Objective => Every line below that holds the string "icon" should be copied out.
────────────────────────────────────────
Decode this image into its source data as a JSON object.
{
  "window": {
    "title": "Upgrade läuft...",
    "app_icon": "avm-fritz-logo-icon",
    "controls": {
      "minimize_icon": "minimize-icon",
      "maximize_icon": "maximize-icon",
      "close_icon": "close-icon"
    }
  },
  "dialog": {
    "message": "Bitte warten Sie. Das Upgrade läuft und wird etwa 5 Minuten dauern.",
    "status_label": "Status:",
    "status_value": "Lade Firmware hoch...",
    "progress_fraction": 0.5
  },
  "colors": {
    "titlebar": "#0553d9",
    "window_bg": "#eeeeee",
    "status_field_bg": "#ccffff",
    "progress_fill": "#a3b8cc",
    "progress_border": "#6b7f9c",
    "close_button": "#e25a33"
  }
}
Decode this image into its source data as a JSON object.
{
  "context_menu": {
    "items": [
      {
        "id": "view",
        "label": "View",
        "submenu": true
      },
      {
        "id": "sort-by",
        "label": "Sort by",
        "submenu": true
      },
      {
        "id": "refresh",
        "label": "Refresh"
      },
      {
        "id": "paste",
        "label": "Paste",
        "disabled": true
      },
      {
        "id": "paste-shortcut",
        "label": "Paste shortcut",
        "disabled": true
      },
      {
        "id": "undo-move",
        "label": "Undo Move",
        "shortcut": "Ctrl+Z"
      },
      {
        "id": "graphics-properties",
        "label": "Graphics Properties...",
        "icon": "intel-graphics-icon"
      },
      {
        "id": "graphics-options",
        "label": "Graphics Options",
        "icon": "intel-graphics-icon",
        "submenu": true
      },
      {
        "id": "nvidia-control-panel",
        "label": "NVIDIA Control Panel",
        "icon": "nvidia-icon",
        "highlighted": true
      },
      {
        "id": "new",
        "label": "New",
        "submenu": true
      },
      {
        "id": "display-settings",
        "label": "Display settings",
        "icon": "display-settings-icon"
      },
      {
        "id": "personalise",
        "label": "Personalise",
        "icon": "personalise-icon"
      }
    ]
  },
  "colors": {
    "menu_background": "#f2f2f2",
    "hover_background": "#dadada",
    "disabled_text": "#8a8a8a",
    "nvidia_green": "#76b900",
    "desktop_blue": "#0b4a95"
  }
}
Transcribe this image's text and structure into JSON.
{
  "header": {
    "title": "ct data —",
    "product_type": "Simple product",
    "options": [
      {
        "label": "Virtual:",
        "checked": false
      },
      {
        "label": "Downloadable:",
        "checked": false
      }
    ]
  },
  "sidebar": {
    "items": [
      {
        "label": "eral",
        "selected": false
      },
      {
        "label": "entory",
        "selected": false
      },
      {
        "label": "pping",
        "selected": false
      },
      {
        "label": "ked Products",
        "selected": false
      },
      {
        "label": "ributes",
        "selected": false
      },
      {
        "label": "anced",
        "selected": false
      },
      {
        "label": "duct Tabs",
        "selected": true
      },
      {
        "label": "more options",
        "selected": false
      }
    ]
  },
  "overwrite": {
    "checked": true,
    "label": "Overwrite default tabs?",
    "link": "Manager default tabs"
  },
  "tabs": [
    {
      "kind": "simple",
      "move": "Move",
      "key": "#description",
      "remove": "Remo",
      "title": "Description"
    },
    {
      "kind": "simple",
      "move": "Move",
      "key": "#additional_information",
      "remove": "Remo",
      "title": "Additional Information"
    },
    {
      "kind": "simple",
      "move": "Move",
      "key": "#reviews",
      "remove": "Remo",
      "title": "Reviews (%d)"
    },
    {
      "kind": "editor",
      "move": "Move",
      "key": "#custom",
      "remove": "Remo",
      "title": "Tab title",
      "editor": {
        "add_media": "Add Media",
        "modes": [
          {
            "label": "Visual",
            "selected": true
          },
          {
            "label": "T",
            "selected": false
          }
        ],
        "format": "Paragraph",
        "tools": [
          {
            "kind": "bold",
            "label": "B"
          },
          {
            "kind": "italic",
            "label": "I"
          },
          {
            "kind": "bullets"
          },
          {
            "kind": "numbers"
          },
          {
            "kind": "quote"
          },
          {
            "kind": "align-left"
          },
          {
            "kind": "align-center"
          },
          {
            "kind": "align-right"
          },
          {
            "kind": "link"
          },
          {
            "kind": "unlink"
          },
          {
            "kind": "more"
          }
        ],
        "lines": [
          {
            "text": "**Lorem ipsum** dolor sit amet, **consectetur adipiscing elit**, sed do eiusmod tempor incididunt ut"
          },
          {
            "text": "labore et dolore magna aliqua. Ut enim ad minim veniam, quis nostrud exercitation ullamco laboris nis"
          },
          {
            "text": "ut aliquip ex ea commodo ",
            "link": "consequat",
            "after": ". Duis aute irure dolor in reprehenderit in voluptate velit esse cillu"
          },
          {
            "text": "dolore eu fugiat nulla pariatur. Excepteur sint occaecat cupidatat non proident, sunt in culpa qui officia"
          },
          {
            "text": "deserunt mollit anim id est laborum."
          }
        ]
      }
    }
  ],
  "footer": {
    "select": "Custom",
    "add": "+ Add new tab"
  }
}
────────────────────────────────────────
Task answer =>
    "app_icon": "avm-fritz-logo-icon",
      "minimize_icon": "minimize-icon",
      "maximize_icon": "maximize-icon",
      "close_icon": "close-icon"
        "icon": "intel-graphics-icon"
        "icon": "intel-graphics-icon",
        "icon": "nvidia-icon",
        "icon": "display-settings-icon"
        "icon": "personalise-icon"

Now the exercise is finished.